## Data to use
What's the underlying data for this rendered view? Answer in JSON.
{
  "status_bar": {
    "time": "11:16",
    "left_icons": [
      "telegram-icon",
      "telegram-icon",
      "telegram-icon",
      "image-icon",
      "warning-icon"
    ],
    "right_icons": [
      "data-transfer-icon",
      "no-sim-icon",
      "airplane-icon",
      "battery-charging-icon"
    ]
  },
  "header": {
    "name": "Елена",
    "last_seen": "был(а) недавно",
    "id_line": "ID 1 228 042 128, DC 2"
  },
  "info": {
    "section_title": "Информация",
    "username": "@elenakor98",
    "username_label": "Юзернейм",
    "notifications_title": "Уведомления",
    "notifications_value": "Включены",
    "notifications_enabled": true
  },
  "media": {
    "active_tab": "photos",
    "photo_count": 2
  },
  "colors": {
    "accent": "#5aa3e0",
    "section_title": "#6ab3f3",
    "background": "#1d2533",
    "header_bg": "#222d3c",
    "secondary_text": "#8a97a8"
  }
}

## Challenge
Copy out the full material exactly as it appears.

## Solution to the problem
What's the underlying data for this rendered view? Answer in JSON.
{
  "status_bar": {
    "time": "11:16",
    "left_icons": [
      "telegram-icon",
      "telegram-icon",
      "telegram-icon",
      "image-icon",
      "warning-icon"
    ],
    "right_icons": [
      "data-transfer-icon",
      "no-sim-icon",
      "airplane-icon",
      "battery-charging-icon"
    ]
  },
  "header": {
    "name": "Елена",
    "last_seen": "был(а) недавно",
    "id_line": "ID 1 228 042 128, DC 2"
  },
  "info": {
    "section_title": "Информация",
    "username": "@elenakor98",
    "username_label": "Юзернейм",
    "notifications_title": "Уведомления",
    "notifications_value": "Включены",
    "notifications_enabled": true
  },
  "media": {
    "active_tab": "photos",
    "photo_count": 2
  },
  "colors": {
    "accent": "#5aa3e0",
    "section_title": "#6ab3f3",
    "background": "#1d2533",
    "header_bg": "#222d3c",
    "secondary_text": "#8a97a8"
  }
}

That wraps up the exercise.